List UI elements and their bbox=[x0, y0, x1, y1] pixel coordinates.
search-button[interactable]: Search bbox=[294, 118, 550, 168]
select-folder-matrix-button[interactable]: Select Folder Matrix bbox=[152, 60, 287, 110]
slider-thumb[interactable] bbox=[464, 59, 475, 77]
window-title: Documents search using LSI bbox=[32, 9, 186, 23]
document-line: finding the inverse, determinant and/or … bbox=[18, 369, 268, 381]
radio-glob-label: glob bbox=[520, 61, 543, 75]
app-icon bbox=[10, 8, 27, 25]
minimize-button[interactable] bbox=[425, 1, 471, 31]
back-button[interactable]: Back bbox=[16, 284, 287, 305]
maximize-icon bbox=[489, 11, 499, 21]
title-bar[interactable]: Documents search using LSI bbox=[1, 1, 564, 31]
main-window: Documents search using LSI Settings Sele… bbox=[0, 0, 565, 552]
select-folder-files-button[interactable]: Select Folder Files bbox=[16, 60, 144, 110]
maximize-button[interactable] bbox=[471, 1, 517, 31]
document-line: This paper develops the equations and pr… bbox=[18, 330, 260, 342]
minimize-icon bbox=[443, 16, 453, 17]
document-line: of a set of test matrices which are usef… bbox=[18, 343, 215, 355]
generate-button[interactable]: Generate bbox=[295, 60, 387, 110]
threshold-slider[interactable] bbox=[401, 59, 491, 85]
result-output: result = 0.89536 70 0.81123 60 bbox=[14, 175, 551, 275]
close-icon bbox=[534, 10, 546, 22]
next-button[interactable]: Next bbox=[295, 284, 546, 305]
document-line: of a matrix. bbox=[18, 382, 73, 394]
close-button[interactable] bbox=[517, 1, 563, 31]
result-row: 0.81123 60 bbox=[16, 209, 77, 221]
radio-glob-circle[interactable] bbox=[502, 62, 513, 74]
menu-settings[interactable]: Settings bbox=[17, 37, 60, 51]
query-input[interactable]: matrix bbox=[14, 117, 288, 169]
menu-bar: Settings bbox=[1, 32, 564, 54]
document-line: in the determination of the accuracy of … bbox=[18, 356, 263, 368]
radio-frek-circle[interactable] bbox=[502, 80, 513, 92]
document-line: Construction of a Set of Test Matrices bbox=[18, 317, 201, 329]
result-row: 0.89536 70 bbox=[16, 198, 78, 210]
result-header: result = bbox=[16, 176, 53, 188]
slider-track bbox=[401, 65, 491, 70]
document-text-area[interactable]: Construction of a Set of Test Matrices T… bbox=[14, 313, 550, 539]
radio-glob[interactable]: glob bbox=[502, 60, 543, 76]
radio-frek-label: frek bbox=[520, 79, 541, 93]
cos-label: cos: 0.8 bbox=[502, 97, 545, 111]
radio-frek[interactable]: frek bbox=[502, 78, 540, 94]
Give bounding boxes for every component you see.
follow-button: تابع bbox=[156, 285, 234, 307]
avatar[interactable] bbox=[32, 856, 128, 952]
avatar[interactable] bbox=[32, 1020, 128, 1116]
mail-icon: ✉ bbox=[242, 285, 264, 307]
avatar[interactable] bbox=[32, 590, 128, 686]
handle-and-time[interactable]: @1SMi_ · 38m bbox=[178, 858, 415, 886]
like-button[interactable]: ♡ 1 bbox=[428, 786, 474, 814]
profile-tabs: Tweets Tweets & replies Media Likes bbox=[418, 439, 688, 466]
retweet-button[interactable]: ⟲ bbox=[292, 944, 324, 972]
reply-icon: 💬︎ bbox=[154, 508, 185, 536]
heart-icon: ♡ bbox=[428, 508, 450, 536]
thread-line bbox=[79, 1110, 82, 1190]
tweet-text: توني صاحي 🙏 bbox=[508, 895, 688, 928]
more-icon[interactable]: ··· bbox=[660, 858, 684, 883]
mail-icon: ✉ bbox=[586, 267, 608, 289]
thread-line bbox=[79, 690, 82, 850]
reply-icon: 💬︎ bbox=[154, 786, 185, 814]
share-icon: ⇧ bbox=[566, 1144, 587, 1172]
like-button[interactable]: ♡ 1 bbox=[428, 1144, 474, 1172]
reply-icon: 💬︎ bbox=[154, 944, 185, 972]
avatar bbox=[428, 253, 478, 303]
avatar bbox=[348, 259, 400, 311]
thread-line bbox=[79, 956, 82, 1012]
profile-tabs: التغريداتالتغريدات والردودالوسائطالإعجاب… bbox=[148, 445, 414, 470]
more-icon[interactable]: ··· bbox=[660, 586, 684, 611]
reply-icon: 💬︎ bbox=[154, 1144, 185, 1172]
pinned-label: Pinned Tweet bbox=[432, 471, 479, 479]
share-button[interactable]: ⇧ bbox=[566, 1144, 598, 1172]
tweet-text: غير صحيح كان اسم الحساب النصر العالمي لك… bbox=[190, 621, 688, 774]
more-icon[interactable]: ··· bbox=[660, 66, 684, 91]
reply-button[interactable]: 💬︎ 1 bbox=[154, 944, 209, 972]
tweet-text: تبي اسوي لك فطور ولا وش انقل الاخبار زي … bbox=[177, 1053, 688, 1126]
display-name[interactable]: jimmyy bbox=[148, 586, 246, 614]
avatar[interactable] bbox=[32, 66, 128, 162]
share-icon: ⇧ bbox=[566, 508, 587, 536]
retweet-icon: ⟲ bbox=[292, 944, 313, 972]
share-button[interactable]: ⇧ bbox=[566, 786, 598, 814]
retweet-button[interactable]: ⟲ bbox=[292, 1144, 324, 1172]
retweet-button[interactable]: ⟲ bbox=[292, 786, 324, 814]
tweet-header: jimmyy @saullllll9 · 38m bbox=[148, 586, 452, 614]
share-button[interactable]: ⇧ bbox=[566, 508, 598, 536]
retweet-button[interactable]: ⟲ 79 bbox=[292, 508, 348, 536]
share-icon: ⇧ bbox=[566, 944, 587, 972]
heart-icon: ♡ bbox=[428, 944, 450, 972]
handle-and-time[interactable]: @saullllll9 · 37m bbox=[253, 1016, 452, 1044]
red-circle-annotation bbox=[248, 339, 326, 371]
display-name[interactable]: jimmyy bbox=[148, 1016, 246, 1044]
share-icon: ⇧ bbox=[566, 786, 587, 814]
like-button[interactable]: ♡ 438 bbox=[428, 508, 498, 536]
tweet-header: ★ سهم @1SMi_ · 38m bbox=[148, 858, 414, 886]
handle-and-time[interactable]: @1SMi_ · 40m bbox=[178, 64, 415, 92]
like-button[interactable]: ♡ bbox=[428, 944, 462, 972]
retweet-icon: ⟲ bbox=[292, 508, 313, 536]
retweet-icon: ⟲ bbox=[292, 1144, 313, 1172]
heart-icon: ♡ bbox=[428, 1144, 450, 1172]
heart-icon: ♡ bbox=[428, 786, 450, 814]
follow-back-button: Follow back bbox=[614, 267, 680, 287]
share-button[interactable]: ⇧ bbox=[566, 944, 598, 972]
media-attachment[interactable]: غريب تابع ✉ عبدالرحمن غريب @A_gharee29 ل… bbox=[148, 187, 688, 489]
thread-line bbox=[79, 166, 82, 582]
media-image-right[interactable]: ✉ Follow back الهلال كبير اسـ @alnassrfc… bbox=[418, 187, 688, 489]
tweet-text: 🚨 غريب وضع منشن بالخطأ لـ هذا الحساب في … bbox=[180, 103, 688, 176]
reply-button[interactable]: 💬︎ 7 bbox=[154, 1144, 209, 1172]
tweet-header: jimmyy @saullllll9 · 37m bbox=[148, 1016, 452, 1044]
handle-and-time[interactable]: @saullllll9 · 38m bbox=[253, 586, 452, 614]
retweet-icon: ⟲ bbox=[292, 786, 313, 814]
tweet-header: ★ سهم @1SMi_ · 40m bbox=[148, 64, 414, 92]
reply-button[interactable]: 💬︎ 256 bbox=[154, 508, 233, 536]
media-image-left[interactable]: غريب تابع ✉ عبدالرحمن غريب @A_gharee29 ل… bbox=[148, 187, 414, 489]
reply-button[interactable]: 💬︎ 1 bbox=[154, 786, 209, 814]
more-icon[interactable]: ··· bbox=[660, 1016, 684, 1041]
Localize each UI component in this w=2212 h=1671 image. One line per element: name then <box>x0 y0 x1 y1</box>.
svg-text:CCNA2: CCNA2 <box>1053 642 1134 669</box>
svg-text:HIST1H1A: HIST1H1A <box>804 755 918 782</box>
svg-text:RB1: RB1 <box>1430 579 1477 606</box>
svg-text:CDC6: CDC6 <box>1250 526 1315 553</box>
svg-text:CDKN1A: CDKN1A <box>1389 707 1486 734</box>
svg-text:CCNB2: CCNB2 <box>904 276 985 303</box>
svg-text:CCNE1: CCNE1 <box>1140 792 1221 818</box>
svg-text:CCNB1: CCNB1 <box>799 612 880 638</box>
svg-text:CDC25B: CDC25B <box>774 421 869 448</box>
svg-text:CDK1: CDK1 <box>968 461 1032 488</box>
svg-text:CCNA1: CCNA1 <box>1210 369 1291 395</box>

• • • •

Could you write out the data from the start through the line containing "slider-thumb[interactable] bbox=[464, 59, 475, 77]", swapping "pixel coordinates" for "screen coordinates" and keeping everything else the same?

Written solution:
List UI elements and their bbox=[x0, y0, x1, y1] screen coordinates.
search-button[interactable]: Search bbox=[294, 118, 550, 168]
select-folder-matrix-button[interactable]: Select Folder Matrix bbox=[152, 60, 287, 110]
slider-thumb[interactable] bbox=[464, 59, 475, 77]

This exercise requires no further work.